* **Given instruction**
Exclude the pictures, then repeat the remaining data exactly.

* **Extracts from a graphics dataset**
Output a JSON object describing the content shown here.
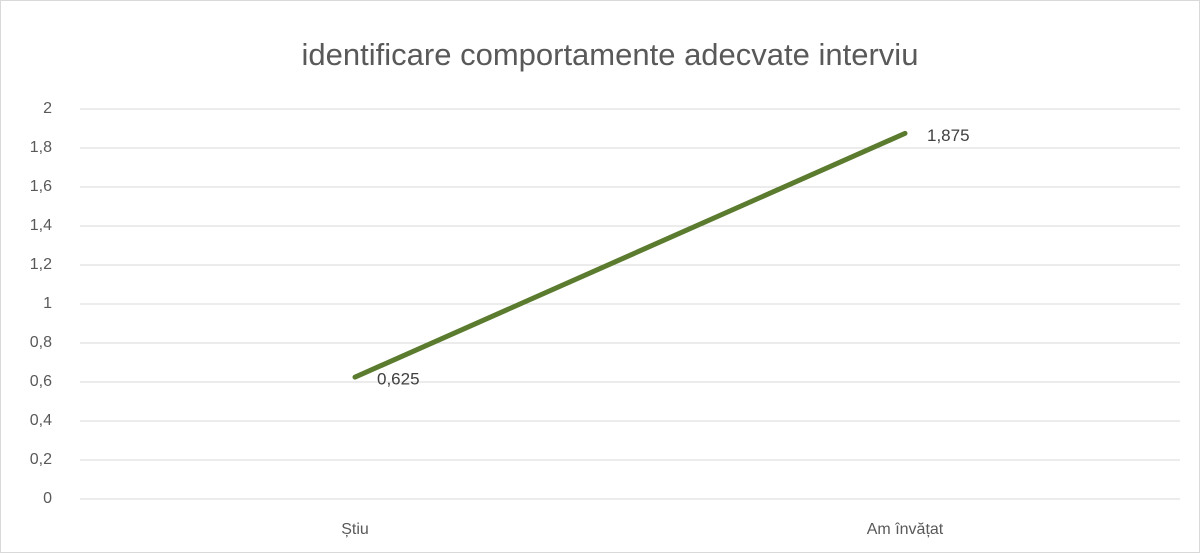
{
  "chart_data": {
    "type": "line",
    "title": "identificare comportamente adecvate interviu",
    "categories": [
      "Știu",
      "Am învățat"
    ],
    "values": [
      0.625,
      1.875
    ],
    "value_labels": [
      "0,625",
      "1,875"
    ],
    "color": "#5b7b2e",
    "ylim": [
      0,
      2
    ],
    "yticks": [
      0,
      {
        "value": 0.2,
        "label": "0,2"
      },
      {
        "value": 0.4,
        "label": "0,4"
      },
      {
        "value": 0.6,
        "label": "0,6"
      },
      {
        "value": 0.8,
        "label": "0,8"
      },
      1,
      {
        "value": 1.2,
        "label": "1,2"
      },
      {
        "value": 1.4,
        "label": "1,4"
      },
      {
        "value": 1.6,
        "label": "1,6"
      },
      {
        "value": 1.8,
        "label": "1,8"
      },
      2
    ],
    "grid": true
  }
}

* **Correct response**
Output a JSON object describing the content shown here.
{
  "chart_data": {
    "type": "line",
    "title": "identificare comportamente adecvate interviu",
    "categories": [
      "Știu",
      "Am învățat"
    ],
    "values": [
      0.625,
      1.875
    ],
    "value_labels": [
      "0,625",
      "1,875"
    ],
    "color": "#5b7b2e",
    "ylim": [
      0,
      2
    ],
    "yticks": [
      0,
      {
        "value": 0.2,
        "label": "0,2"
      },
      {
        "value": 0.4,
        "label": "0,4"
      },
      {
        "value": 0.6,
        "label": "0,6"
      },
      {
        "value": 0.8,
        "label": "0,8"
      },
      1,
      {
        "value": 1.2,
        "label": "1,2"
      },
      {
        "value": 1.4,
        "label": "1,4"
      },
      {
        "value": 1.6,
        "label": "1,6"
      },
      {
        "value": 1.8,
        "label": "1,8"
      },
      2
    ],
    "grid": true
  }
}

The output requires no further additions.